◆ **Exercise aim**:
Write out exactly the lines running from the line that includes "Output a JSON" to the end of the data, both ends included, and nothing besides.

◆ **Dataset rows for apps and sites**:

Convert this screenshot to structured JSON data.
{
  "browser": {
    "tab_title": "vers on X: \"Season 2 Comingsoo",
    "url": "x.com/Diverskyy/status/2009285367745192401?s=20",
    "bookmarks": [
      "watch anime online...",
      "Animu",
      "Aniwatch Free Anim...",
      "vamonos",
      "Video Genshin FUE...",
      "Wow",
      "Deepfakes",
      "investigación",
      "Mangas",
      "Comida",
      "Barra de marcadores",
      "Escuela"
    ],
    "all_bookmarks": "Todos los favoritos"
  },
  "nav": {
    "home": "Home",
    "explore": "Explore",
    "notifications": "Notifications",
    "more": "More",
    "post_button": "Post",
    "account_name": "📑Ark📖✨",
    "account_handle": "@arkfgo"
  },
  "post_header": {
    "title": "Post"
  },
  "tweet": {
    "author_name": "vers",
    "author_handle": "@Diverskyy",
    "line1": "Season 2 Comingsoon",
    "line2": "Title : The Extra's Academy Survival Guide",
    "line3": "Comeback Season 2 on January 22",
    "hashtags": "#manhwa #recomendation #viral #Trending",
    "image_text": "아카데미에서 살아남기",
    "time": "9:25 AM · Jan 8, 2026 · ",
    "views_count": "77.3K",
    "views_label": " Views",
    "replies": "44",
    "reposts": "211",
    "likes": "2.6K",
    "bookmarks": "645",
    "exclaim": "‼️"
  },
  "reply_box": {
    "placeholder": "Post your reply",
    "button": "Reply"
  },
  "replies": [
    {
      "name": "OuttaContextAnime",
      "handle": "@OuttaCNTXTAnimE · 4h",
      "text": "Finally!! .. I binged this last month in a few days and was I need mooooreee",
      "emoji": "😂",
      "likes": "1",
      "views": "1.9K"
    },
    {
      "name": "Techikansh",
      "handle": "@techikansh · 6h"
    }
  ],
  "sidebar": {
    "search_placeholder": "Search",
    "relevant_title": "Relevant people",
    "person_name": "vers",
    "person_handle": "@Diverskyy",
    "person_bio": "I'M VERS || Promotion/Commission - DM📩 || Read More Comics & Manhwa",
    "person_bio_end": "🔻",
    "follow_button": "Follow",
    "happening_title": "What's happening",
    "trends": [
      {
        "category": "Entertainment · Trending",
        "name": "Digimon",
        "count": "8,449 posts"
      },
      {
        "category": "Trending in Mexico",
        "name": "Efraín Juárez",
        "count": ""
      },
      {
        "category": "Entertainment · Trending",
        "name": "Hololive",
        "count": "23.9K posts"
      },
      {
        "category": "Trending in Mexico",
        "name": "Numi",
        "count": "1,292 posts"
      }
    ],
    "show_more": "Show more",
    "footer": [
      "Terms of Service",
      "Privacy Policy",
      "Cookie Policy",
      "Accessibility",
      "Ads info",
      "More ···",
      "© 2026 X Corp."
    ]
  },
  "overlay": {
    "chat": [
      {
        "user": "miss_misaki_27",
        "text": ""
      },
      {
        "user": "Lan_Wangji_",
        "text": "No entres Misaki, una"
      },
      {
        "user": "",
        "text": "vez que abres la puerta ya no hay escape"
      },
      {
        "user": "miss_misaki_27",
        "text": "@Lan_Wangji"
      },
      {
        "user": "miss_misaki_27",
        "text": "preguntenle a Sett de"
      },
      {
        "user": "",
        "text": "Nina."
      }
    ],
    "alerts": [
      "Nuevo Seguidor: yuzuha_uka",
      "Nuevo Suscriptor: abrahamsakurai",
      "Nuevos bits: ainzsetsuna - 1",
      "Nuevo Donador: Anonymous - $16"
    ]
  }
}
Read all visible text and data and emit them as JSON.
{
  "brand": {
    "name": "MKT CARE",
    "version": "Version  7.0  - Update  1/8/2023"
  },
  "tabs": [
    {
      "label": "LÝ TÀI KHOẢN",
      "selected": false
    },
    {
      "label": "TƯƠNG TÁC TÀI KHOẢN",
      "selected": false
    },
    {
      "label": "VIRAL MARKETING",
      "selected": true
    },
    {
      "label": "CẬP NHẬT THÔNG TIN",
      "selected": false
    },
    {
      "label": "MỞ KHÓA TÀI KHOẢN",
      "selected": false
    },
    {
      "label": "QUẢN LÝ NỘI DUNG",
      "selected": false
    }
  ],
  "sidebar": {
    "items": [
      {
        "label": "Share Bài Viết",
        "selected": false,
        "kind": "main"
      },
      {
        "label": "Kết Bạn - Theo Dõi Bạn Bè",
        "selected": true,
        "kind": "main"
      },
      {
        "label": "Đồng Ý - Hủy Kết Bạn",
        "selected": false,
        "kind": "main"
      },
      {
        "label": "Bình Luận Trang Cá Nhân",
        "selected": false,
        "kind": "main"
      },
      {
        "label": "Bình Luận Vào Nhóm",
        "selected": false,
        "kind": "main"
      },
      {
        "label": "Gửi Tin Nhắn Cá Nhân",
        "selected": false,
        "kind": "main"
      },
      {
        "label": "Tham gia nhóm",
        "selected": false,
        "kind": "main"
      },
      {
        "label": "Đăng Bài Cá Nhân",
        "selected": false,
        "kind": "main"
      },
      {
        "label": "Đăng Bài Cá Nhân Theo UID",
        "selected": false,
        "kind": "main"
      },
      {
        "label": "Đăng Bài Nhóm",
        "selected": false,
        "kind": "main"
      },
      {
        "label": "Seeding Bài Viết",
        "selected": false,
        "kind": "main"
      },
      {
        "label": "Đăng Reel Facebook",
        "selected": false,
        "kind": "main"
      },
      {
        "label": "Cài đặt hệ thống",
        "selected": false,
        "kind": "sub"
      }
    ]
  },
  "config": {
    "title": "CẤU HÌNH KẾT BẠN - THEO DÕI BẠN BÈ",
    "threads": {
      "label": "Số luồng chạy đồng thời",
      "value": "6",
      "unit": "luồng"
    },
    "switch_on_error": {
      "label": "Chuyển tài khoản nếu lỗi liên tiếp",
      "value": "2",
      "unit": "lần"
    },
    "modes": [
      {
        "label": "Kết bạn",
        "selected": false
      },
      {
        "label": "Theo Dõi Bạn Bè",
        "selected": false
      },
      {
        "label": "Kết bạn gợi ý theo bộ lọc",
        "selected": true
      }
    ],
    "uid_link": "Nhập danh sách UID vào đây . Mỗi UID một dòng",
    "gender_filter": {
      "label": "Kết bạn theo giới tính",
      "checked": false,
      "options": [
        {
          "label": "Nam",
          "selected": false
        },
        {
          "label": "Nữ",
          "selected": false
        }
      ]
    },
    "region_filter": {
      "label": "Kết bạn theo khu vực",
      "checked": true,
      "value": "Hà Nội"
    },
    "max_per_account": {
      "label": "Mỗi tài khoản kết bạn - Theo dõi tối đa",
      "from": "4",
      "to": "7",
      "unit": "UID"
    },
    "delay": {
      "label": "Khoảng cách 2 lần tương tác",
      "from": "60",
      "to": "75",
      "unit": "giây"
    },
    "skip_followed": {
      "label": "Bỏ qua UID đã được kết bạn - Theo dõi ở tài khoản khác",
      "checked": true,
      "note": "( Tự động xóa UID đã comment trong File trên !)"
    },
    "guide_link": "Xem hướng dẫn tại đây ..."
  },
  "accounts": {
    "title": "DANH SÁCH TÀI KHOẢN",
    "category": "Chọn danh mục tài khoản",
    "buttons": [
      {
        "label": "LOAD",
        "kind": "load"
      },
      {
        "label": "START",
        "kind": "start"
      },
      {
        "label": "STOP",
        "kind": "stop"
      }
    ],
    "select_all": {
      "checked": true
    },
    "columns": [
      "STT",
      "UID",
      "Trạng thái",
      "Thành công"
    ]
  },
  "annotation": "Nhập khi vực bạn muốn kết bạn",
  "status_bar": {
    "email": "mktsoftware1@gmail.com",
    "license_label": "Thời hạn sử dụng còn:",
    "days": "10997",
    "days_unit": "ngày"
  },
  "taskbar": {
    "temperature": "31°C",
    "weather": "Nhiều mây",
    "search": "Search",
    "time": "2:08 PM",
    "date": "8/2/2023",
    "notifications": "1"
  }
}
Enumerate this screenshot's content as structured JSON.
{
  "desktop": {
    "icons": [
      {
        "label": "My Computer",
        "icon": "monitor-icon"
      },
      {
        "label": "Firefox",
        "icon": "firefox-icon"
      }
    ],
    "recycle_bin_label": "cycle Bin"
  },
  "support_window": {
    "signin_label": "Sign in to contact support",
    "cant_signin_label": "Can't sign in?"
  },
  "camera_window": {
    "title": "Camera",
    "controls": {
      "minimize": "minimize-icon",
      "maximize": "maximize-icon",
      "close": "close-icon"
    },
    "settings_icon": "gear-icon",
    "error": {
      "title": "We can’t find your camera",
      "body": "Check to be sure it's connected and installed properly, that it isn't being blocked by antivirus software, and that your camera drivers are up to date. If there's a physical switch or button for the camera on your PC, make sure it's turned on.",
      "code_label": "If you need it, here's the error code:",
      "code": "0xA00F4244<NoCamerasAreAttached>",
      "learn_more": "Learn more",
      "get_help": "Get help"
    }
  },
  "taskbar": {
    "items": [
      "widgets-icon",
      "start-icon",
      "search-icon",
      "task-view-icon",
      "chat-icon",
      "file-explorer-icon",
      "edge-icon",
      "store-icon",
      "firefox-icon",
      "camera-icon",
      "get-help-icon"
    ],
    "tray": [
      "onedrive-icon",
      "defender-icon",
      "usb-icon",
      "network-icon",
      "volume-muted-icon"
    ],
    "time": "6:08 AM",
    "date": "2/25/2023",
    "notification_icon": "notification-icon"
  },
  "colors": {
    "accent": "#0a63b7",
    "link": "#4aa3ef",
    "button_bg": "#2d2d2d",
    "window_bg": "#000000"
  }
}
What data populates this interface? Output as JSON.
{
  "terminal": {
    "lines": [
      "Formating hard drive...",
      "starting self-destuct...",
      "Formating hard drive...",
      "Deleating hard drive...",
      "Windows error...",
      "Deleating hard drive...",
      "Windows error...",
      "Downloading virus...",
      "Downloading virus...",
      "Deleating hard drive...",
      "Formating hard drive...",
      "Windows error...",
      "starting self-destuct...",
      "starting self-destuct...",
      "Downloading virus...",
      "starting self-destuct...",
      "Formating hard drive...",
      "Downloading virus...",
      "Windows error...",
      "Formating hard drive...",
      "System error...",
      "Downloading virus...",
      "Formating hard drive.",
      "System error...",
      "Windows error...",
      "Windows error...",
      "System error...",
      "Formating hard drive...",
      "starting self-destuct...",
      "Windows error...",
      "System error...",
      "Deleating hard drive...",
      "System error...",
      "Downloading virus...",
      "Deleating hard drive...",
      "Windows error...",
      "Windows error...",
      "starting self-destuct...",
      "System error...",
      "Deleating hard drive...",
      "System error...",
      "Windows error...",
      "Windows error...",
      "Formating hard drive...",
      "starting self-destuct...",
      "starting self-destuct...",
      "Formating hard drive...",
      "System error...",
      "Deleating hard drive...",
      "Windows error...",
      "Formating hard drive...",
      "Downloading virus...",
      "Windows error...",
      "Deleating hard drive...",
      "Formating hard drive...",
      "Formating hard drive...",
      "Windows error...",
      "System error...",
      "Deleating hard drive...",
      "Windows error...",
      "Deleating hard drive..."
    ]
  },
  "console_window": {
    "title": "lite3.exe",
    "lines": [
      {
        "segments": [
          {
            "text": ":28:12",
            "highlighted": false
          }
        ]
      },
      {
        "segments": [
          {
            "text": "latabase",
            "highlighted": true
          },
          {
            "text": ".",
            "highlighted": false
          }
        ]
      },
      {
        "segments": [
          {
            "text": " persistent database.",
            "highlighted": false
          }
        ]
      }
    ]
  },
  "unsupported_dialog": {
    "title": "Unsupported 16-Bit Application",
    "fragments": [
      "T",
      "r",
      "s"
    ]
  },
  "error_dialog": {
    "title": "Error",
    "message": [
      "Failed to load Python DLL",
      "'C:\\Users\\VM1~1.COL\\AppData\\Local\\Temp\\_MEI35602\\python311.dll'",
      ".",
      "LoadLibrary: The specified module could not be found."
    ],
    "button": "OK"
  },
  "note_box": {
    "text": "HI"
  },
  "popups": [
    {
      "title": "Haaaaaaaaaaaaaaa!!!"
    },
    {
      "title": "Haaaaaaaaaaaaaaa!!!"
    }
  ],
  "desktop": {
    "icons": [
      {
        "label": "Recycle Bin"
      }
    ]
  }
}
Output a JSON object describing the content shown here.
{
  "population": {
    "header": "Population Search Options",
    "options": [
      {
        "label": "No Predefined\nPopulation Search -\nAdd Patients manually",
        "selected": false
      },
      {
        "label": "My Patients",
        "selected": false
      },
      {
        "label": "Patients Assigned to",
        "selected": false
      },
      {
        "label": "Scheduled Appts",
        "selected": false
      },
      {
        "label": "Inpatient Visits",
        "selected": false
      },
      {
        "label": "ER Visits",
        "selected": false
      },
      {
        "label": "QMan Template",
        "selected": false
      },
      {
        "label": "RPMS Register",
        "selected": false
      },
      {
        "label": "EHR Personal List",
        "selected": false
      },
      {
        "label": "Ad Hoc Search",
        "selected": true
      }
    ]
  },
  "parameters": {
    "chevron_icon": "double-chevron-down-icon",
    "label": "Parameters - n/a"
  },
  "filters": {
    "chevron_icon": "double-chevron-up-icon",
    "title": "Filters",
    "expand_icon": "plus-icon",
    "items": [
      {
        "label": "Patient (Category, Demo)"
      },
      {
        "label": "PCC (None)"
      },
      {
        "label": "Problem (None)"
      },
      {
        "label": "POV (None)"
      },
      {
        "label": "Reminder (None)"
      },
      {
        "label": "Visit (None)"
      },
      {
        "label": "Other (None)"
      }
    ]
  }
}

◆ **Output for this exercise**:
Output a JSON object describing the content shown here.
{
  "population": {
    "header": "Population Search Options",
    "options": [
      {
        "label": "No Predefined\nPopulation Search -\nAdd Patients manually",
        "selected": false
      },
      {
        "label": "My Patients",
        "selected": false
      },
      {
        "label": "Patients Assigned to",
        "selected": false
      },
      {
        "label": "Scheduled Appts",
        "selected": false
      },
      {
        "label": "Inpatient Visits",
        "selected": false
      },
      {
        "label": "ER Visits",
        "selected": false
      },
      {
        "label": "QMan Template",
        "selected": false
      },
      {
        "label": "RPMS Register",
        "selected": false
      },
      {
        "label": "EHR Personal List",
        "selected": false
      },
      {
        "label": "Ad Hoc Search",
        "selected": true
      }
    ]
  },
  "parameters": {
    "chevron_icon": "double-chevron-down-icon",
    "label": "Parameters - n/a"
  },
  "filters": {
    "chevron_icon": "double-chevron-up-icon",
    "title": "Filters",
    "expand_icon": "plus-icon",
    "items": [
      {
        "label": "Patient (Category, Demo)"
      },
      {
        "label": "PCC (None)"
      },
      {
        "label": "Problem (None)"
      },
      {
        "label": "POV (None)"
      },
      {
        "label": "Reminder (None)"
      },
      {
        "label": "Visit (None)"
      },
      {
        "label": "Other (None)"
      }
    ]
  }
}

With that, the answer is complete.